--- EXTRACTED MATERIAL ---
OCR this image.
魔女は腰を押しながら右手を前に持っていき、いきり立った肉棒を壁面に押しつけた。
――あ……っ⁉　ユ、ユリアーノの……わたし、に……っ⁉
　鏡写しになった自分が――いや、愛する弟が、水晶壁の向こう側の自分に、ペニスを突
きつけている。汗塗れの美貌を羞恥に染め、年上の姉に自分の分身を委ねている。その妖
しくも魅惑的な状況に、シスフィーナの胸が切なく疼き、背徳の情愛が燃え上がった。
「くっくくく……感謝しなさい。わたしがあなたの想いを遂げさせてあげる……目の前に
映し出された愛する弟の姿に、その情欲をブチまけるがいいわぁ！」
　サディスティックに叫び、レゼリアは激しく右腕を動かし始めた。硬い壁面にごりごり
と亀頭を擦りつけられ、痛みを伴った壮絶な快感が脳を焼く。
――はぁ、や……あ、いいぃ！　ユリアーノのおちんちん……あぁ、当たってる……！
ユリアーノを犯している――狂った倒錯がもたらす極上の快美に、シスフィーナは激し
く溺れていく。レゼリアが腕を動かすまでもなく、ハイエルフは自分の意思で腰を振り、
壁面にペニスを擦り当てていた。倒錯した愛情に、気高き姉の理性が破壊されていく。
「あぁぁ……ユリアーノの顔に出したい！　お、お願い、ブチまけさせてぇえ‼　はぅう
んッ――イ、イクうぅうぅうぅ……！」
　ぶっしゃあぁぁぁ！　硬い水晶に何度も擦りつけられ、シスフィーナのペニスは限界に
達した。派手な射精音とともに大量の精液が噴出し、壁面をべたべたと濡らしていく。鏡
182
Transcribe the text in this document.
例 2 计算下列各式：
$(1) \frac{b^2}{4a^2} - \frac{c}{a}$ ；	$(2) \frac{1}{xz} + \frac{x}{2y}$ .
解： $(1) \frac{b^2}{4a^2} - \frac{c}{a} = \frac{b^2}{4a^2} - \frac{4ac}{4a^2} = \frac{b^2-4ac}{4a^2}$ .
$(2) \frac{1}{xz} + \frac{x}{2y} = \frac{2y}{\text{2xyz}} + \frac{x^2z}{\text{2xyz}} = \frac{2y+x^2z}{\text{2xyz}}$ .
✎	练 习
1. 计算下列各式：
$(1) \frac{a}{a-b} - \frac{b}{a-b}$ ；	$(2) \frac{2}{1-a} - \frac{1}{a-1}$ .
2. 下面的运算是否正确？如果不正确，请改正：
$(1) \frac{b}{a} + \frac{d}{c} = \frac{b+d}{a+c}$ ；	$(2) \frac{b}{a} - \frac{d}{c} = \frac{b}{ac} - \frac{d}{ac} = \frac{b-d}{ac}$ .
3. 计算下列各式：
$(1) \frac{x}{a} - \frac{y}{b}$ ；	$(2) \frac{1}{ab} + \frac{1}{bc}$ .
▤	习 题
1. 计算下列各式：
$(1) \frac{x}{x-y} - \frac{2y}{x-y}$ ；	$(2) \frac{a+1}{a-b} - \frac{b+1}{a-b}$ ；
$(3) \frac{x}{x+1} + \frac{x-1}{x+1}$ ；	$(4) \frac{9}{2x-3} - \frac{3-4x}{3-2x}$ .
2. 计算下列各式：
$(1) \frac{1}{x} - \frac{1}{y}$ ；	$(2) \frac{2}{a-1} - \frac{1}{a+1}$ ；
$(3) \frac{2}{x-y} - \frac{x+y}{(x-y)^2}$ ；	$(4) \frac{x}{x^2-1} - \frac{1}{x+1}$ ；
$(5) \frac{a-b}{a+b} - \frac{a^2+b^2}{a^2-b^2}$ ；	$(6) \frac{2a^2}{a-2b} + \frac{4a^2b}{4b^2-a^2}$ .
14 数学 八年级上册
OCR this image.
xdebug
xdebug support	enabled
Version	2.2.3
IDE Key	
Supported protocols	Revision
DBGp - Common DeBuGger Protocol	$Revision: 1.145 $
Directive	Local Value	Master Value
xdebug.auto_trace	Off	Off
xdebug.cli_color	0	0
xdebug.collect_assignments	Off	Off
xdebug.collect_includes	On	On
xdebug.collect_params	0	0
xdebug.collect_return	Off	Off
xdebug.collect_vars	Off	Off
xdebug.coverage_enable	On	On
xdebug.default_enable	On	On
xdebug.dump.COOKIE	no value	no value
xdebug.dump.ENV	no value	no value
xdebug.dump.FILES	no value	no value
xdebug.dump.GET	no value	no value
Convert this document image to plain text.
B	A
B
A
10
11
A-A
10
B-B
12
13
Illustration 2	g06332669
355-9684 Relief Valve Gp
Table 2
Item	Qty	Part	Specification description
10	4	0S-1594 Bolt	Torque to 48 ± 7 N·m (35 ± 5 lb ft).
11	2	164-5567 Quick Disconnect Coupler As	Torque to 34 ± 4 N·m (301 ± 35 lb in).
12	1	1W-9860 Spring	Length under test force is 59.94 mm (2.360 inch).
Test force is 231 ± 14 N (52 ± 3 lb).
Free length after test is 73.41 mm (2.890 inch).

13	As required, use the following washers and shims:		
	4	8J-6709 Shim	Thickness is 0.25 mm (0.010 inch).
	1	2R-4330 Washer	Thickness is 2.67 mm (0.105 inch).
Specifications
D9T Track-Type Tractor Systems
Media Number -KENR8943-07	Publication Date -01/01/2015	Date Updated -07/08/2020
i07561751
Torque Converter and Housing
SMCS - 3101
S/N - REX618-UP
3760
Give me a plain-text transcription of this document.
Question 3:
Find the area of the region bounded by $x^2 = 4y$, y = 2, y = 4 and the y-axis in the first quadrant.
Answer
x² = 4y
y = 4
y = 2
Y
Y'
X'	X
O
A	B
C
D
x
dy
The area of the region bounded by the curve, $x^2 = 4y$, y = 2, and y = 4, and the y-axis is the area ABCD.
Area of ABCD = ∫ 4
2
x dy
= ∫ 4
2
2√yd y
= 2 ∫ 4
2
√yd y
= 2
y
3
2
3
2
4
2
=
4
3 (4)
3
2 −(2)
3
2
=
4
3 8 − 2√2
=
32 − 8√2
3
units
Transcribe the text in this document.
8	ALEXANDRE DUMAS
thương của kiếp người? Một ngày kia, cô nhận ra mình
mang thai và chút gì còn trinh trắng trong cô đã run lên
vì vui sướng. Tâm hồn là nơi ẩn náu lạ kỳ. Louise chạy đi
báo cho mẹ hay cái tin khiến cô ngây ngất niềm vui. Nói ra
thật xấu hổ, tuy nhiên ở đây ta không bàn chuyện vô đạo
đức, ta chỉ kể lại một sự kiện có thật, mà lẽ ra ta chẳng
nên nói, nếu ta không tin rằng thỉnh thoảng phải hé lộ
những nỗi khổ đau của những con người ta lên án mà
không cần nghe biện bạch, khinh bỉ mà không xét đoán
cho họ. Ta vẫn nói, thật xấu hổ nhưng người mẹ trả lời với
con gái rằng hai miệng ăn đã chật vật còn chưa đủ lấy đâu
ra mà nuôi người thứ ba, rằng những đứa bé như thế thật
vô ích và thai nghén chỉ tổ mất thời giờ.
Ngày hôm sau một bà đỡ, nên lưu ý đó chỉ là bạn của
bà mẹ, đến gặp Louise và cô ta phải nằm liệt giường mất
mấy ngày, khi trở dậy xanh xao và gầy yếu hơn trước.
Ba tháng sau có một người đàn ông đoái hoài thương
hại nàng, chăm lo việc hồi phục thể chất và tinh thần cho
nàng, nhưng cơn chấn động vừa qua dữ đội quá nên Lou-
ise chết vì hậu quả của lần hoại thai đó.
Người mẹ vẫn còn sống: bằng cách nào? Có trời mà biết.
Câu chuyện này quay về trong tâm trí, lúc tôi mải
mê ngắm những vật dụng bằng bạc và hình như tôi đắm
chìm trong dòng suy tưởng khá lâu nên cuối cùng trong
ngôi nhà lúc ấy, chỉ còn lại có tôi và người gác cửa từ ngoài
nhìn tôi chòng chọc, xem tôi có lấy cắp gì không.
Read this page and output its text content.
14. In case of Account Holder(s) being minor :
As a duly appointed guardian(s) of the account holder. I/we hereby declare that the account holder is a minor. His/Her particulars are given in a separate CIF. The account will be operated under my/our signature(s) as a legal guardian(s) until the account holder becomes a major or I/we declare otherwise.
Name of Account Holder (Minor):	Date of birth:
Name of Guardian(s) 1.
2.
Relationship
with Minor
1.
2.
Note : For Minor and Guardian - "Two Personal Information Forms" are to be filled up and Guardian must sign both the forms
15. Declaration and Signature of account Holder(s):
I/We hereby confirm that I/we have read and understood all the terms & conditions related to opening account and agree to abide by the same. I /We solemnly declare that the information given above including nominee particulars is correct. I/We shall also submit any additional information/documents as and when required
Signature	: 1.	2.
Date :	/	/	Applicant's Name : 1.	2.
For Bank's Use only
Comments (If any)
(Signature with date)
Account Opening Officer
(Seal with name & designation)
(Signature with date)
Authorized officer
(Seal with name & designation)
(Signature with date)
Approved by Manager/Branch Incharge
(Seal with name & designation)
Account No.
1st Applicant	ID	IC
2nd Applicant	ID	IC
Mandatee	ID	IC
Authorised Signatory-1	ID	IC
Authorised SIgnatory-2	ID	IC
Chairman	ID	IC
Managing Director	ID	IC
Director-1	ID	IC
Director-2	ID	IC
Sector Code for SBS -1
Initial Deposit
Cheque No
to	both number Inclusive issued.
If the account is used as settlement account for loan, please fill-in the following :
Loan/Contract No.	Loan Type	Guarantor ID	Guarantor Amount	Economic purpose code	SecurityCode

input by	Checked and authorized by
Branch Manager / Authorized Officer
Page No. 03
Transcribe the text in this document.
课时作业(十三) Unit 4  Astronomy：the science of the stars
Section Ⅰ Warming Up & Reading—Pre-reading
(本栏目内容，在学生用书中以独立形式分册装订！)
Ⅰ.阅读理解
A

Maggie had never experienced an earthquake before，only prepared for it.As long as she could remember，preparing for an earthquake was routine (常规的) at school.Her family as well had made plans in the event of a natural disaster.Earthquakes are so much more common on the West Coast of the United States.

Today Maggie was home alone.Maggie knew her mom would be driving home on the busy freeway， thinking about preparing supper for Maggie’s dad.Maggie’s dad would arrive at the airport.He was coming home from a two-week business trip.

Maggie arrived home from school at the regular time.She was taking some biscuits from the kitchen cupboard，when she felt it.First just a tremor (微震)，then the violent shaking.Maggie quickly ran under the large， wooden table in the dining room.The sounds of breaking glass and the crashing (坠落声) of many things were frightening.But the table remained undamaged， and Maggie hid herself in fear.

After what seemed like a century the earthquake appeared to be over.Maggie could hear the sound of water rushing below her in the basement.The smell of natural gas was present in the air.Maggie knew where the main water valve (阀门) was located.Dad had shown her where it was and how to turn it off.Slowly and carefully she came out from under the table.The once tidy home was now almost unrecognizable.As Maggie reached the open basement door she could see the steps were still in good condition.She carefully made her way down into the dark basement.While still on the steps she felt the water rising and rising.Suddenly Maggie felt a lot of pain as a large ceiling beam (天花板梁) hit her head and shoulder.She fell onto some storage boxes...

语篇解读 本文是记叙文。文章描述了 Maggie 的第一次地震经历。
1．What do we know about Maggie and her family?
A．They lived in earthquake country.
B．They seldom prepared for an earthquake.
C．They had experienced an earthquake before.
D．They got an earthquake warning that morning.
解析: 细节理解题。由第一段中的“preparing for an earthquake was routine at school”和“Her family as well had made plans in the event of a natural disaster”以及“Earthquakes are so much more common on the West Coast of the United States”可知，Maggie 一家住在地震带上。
---
GIVEN TASK
Only the number is wanted: how many lines above include the word "rằng"?

TASK RESPONSE
3